* Listed entries
--------
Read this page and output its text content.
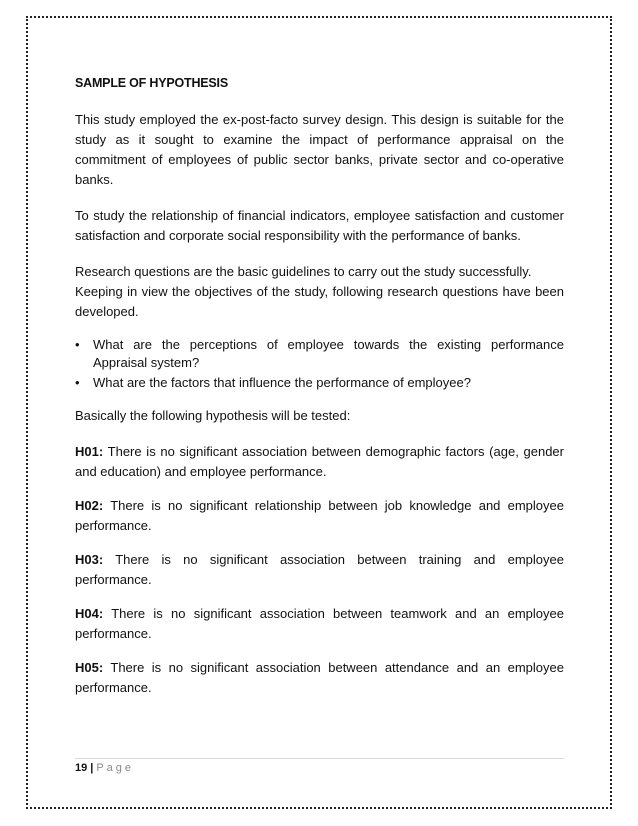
SAMPLE OF HYPOTHESIS

This study employed the ex-post-facto survey design. This design is suitable for the study as it sought to examine the impact of performance appraisal on the commitment of employees of public sector banks, private sector and co-operative banks.

To study the relationship of financial indicators, employee satisfaction and customer satisfaction and corporate social responsibility with the performance of banks.

Research questions are the basic guidelines to carry out the study successfully.

Keeping in view the objectives of the study, following research questions have been developed.

• What are the perceptions of employee towards the existing performance Appraisal system?
• What are the factors that influence the performance of employee?

Basically the following hypothesis will be tested:

H01: There is no significant association between demographic factors (age, gender and education) and employee performance.

H02: There is no significant relationship between job knowledge and employee performance.

H03: There is no significant association between training and employee performance.

H04: There is no significant association between teamwork and an employee performance.

H05: There is no significant association between attendance and an employee performance.

19 | Page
--------
* Task prompt
Gather and return every line that holds the string "association".

* Finished task
H01: There is no significant association between demographic factors (age, gender and education) and employee performance.
H03: There is no significant association between training and employee performance.
H04: There is no significant association between teamwork and an employee performance.
H05: There is no significant association between attendance and an employee performance.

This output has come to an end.